__GOAL__
Reproduce the listing word for word, leaving every picture behind.

-- Start RECORDS FOR THE EXERCISE --

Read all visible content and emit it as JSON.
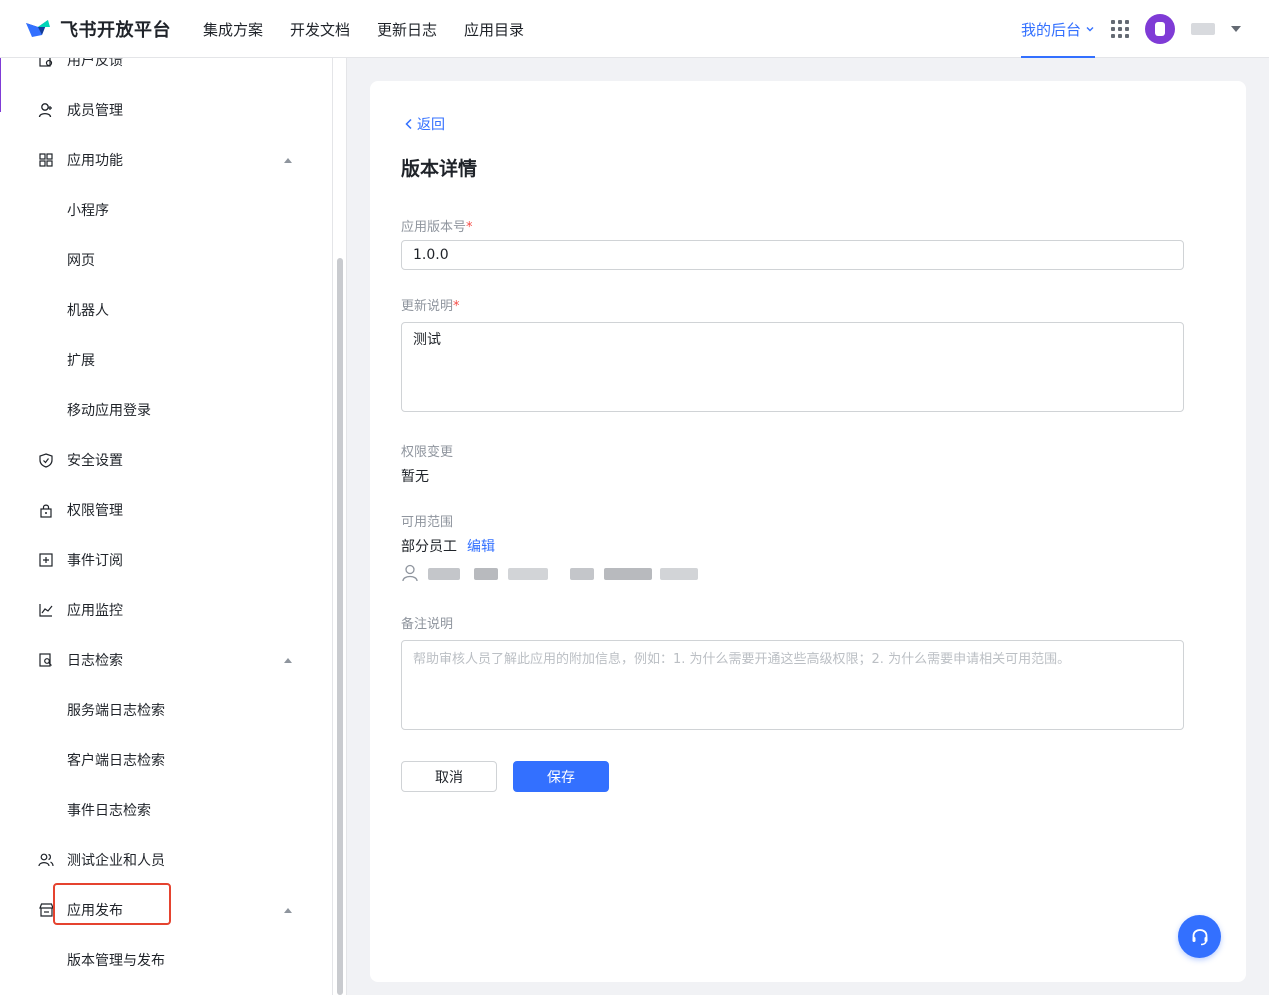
{
  "header": {
    "brand": "飞书开放平台",
    "nav": [
      "集成方案",
      "开发文档",
      "更新日志",
      "应用目录"
    ],
    "my_backend": "我的后台",
    "icons": {
      "apps": "apps-grid-icon",
      "avatar": "avatar",
      "caret": "caret-down-icon"
    }
  },
  "sidebar": {
    "items": [
      {
        "label": "用户反馈",
        "icon": "feedback-icon"
      },
      {
        "label": "成员管理",
        "icon": "user-add-icon"
      },
      {
        "label": "应用功能",
        "icon": "grid-icon",
        "expanded": true
      },
      {
        "label": "小程序"
      },
      {
        "label": "网页"
      },
      {
        "label": "机器人"
      },
      {
        "label": "扩展"
      },
      {
        "label": "移动应用登录"
      },
      {
        "label": "安全设置",
        "icon": "shield-icon"
      },
      {
        "label": "权限管理",
        "icon": "lock-icon"
      },
      {
        "label": "事件订阅",
        "icon": "plus-box-icon"
      },
      {
        "label": "应用监控",
        "icon": "chart-icon"
      },
      {
        "label": "日志检索",
        "icon": "search-doc-icon",
        "expanded": true
      },
      {
        "label": "服务端日志检索"
      },
      {
        "label": "客户端日志检索"
      },
      {
        "label": "事件日志检索"
      },
      {
        "label": "测试企业和人员",
        "icon": "users-icon"
      },
      {
        "label": "应用发布",
        "icon": "store-icon",
        "expanded": true
      },
      {
        "label": "版本管理与发布",
        "active": true
      }
    ]
  },
  "form": {
    "back": "返回",
    "title": "版本详情",
    "version_label": "应用版本号",
    "version_value": "1.0.0",
    "notes_label": "更新说明",
    "notes_value": "测试",
    "perm_label": "权限变更",
    "perm_value": "暂无",
    "scope_label": "可用范围",
    "scope_value": "部分员工",
    "scope_edit": "编辑",
    "remark_label": "备注说明",
    "remark_placeholder": "帮助审核人员了解此应用的附加信息，例如：1. 为什么需要开通这些高级权限；2. 为什么需要申请相关可用范围。",
    "required_mark": "*",
    "cancel": "取消",
    "save": "保存"
  },
  "colors": {
    "accent": "#3370ff",
    "highlight_border": "#e5432f",
    "required": "#f54a45"
  }
}
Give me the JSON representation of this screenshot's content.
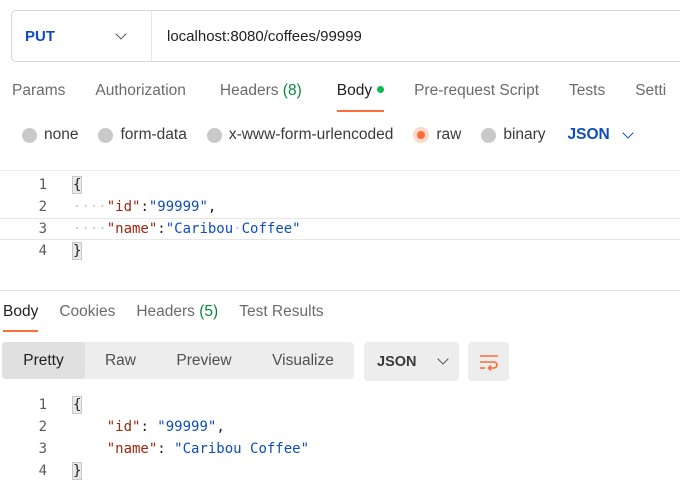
{
  "request": {
    "method": "PUT",
    "url": "localhost:8080/coffees/99999"
  },
  "request_tabs": [
    {
      "label": "Params"
    },
    {
      "label": "Authorization"
    },
    {
      "label": "Headers",
      "count": "(8)"
    },
    {
      "label": "Body"
    },
    {
      "label": "Pre-request Script"
    },
    {
      "label": "Tests"
    },
    {
      "label": "Setti"
    }
  ],
  "body_types": [
    "none",
    "form-data",
    "x-www-form-urlencoded",
    "raw",
    "binary"
  ],
  "body_type_selected": "raw",
  "body_format": "JSON",
  "request_body": {
    "line_numbers": [
      "1",
      "2",
      "3",
      "4"
    ],
    "open_brace": "{",
    "close_brace": "}",
    "key_id": "\"id\"",
    "val_id": "\"99999\"",
    "key_name": "\"name\"",
    "val_name_1": "\"Caribou",
    "val_name_2": "Coffee\""
  },
  "response_tabs": [
    {
      "label": "Body"
    },
    {
      "label": "Cookies"
    },
    {
      "label": "Headers",
      "count": "(5)"
    },
    {
      "label": "Test Results"
    }
  ],
  "response_views": [
    "Pretty",
    "Raw",
    "Preview",
    "Visualize"
  ],
  "response_format": "JSON",
  "response_body": {
    "line_numbers": [
      "1",
      "2",
      "3",
      "4"
    ],
    "open_brace": "{",
    "close_brace": "}",
    "key_id": "\"id\"",
    "val_id": "\"99999\"",
    "key_name": "\"name\"",
    "val_name": "\"Caribou Coffee\""
  },
  "colors": {
    "accent": "#ff6c37",
    "method": "#0e4dbf",
    "count": "#0a8a3a",
    "body_dot": "#0cbb52",
    "json_key": "#a1260d",
    "json_string": "#0e4dbf"
  }
}
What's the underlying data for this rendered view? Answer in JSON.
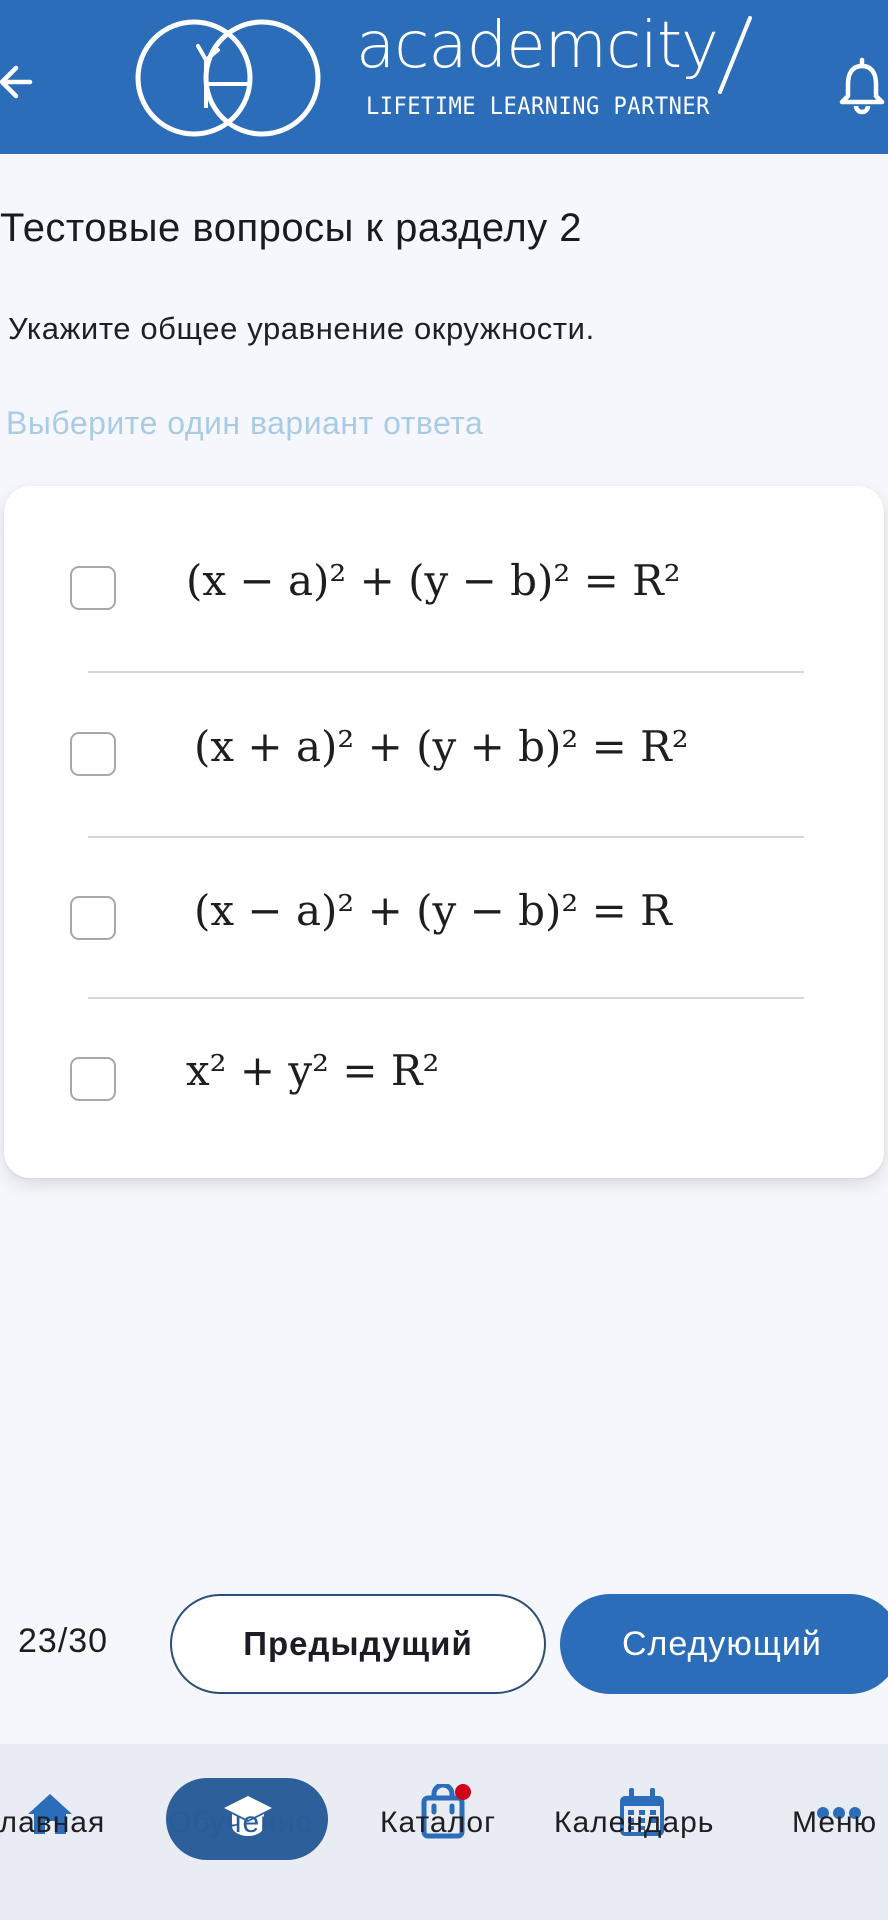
{
  "header": {
    "brand_name": "academcity",
    "tagline": "LIFETIME LEARNING PARTNER",
    "back_icon": "arrow-left-icon",
    "bell_icon": "bell-icon"
  },
  "page": {
    "title": "Тестовые вопросы к разделу 2",
    "question": "Укажите общее уравнение окружности.",
    "hint": "Выберите один вариант ответа"
  },
  "options": [
    {
      "formula": "(x − a)² + (y − b)² = R²",
      "checked": false
    },
    {
      "formula": "(x + a)² + (y + b)² = R²",
      "checked": false
    },
    {
      "formula": "(x − a)² + (y − b)² = R",
      "checked": false
    },
    {
      "formula": "x² + y² = R²",
      "checked": false
    }
  ],
  "pagination": {
    "counter": "23/30",
    "prev_label": "Предыдущий",
    "next_label": "Следующий"
  },
  "nav": {
    "items": [
      {
        "label": "Главная",
        "icon": "home-icon",
        "active": false,
        "badge": false
      },
      {
        "label": "Обучение",
        "icon": "graduation-cap-icon",
        "active": true,
        "badge": false
      },
      {
        "label": "Каталог",
        "icon": "shopping-bag-icon",
        "active": false,
        "badge": true
      },
      {
        "label": "Календарь",
        "icon": "calendar-icon",
        "active": false,
        "badge": false
      },
      {
        "label": "Меню",
        "icon": "more-dots-icon",
        "active": false,
        "badge": false
      }
    ]
  },
  "colors": {
    "brand": "#2b6db8",
    "active_nav": "#2d5f9a",
    "hint": "#a9cce4",
    "badge": "#d0021b"
  }
}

-- End RECORDS FOR THE EXERCISE --

__TASK RESULT__
Read all visible content and emit it as JSON.
{
  "header": {
    "brand": "飞书开放平台",
    "nav": [
      "集成方案",
      "开发文档",
      "更新日志",
      "应用目录"
    ],
    "my_backend": "我的后台",
    "icons": {
      "apps": "apps-grid-icon",
      "avatar": "avatar",
      "caret": "caret-down-icon"
    }
  },
  "sidebar": {
    "items": [
      {
        "label": "用户反馈",
        "icon": "feedback-icon"
      },
      {
        "label": "成员管理",
        "icon": "user-add-icon"
      },
      {
        "label": "应用功能",
        "icon": "grid-icon",
        "expanded": true
      },
      {
        "label": "小程序"
      },
      {
        "label": "网页"
      },
      {
        "label": "机器人"
      },
      {
        "label": "扩展"
      },
      {
        "label": "移动应用登录"
      },
      {
        "label": "安全设置",
        "icon": "shield-icon"
      },
      {
        "label": "权限管理",
        "icon": "lock-icon"
      },
      {
        "label": "事件订阅",
        "icon": "plus-box-icon"
      },
      {
        "label": "应用监控",
        "icon": "chart-icon"
      },
      {
        "label": "日志检索",
        "icon": "search-doc-icon",
        "expanded": true
      },
      {
        "label": "服务端日志检索"
      },
      {
        "label": "客户端日志检索"
      },
      {
        "label": "事件日志检索"
      },
      {
        "label": "测试企业和人员",
        "icon": "users-icon"
      },
      {
        "label": "应用发布",
        "icon": "store-icon",
        "expanded": true
      },
      {
        "label": "版本管理与发布",
        "active": true
      }
    ]
  },
  "form": {
    "back": "返回",
    "title": "版本详情",
    "version_label": "应用版本号",
    "version_value": "1.0.0",
    "notes_label": "更新说明",
    "notes_value": "测试",
    "perm_label": "权限变更",
    "perm_value": "暂无",
    "scope_label": "可用范围",
    "scope_value": "部分员工",
    "scope_edit": "编辑",
    "remark_label": "备注说明",
    "remark_placeholder": "帮助审核人员了解此应用的附加信息，例如：1. 为什么需要开通这些高级权限；2. 为什么需要申请相关可用范围。",
    "required_mark": "*",
    "cancel": "取消",
    "save": "保存"
  },
  "colors": {
    "accent": "#3370ff",
    "highlight_border": "#e5432f",
    "required": "#f54a45"
  }
}
Give me the JSON representation of this screenshot's content.
{
  "request": {
    "method": "PUT",
    "url": "localhost:8080/coffees/99999"
  },
  "request_tabs": [
    {
      "label": "Params"
    },
    {
      "label": "Authorization"
    },
    {
      "label": "Headers",
      "count": "(8)"
    },
    {
      "label": "Body"
    },
    {
      "label": "Pre-request Script"
    },
    {
      "label": "Tests"
    },
    {
      "label": "Setti"
    }
  ],
  "body_types": [
    "none",
    "form-data",
    "x-www-form-urlencoded",
    "raw",
    "binary"
  ],
  "body_type_selected": "raw",
  "body_format": "JSON",
  "request_body": {
    "line_numbers": [
      "1",
      "2",
      "3",
      "4"
    ],
    "open_brace": "{",
    "close_brace": "}",
    "key_id": "\"id\"",
    "val_id": "\"99999\"",
    "key_name": "\"name\"",
    "val_name_1": "\"Caribou",
    "val_name_2": "Coffee\""
  },
  "response_tabs": [
    {
      "label": "Body"
    },
    {
      "label": "Cookies"
    },
    {
      "label": "Headers",
      "count": "(5)"
    },
    {
      "label": "Test Results"
    }
  ],
  "response_views": [
    "Pretty",
    "Raw",
    "Preview",
    "Visualize"
  ],
  "response_format": "JSON",
  "response_body": {
    "line_numbers": [
      "1",
      "2",
      "3",
      "4"
    ],
    "open_brace": "{",
    "close_brace": "}",
    "key_id": "\"id\"",
    "val_id": "\"99999\"",
    "key_name": "\"name\"",
    "val_name": "\"Caribou Coffee\""
  },
  "colors": {
    "accent": "#ff6c37",
    "method": "#0e4dbf",
    "count": "#0a8a3a",
    "body_dot": "#0cbb52",
    "json_key": "#a1260d",
    "json_string": "#0e4dbf"
  }
}
What's the underlying data for this rendered view? Answer in JSON.
{
  "header": {
    "brand_name": "academcity",
    "tagline": "LIFETIME LEARNING PARTNER",
    "back_icon": "arrow-left-icon",
    "bell_icon": "bell-icon"
  },
  "page": {
    "title": "Тестовые вопросы к разделу 2",
    "question": "Укажите общее уравнение окружности.",
    "hint": "Выберите один вариант ответа"
  },
  "options": [
    {
      "formula": "(x − a)² + (y − b)² = R²",
      "checked": false
    },
    {
      "formula": "(x + a)² + (y + b)² = R²",
      "checked": false
    },
    {
      "formula": "(x − a)² + (y − b)² = R",
      "checked": false
    },
    {
      "formula": "x² + y² = R²",
      "checked": false
    }
  ],
  "pagination": {
    "counter": "23/30",
    "prev_label": "Предыдущий",
    "next_label": "Следующий"
  },
  "nav": {
    "items": [
      {
        "label": "Главная",
        "icon": "home-icon",
        "active": false,
        "badge": false
      },
      {
        "label": "Обучение",
        "icon": "graduation-cap-icon",
        "active": true,
        "badge": false
      },
      {
        "label": "Каталог",
        "icon": "shopping-bag-icon",
        "active": false,
        "badge": true
      },
      {
        "label": "Календарь",
        "icon": "calendar-icon",
        "active": false,
        "badge": false
      },
      {
        "label": "Меню",
        "icon": "more-dots-icon",
        "active": false,
        "badge": false
      }
    ]
  },
  "colors": {
    "brand": "#2b6db8",
    "active_nav": "#2d5f9a",
    "hint": "#a9cce4",
    "badge": "#d0021b"
  }
}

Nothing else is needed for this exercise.